Chart and figure data:

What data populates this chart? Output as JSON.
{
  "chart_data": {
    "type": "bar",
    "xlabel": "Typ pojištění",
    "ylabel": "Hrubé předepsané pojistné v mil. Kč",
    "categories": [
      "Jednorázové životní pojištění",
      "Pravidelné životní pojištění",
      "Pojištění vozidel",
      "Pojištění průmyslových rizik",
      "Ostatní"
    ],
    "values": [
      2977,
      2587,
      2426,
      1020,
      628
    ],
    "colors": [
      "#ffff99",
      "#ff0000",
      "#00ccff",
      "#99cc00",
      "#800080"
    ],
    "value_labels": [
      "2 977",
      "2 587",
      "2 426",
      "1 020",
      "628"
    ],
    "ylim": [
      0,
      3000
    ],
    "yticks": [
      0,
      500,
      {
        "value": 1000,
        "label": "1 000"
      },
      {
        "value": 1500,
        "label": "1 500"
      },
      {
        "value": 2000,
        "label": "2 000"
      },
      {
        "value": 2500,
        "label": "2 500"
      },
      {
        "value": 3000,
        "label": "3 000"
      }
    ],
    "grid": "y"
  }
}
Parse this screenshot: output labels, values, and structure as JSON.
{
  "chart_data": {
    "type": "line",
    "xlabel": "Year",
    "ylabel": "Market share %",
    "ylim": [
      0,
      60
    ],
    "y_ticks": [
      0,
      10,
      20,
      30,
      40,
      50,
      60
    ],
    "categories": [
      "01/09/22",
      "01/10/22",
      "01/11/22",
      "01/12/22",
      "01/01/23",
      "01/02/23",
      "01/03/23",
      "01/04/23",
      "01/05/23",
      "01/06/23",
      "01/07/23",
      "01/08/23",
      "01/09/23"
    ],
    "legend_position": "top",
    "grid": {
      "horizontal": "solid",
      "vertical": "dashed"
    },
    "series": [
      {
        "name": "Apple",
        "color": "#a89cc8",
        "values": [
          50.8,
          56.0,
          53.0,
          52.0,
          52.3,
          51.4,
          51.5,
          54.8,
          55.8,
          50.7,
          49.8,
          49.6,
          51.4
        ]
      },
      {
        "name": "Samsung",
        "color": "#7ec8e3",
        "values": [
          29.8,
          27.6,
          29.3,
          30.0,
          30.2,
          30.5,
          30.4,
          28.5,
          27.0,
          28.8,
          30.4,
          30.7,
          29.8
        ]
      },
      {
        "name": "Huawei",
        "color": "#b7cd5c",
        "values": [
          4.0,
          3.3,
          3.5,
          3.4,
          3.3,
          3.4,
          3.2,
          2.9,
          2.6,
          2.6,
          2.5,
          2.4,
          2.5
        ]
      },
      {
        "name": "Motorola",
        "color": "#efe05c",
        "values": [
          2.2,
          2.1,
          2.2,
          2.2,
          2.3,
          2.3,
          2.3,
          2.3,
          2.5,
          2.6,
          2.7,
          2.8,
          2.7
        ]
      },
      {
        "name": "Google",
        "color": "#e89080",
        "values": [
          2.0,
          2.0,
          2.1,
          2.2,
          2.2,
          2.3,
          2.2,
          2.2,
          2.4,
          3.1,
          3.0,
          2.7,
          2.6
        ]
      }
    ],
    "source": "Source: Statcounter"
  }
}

- [Work to complete] Pull out all lines in the data above that include "ylabel".

- [Exercise output]
    "ylabel": "Hrubé předepsané pojistné v mil. Kč",
    "ylabel": "Market share %",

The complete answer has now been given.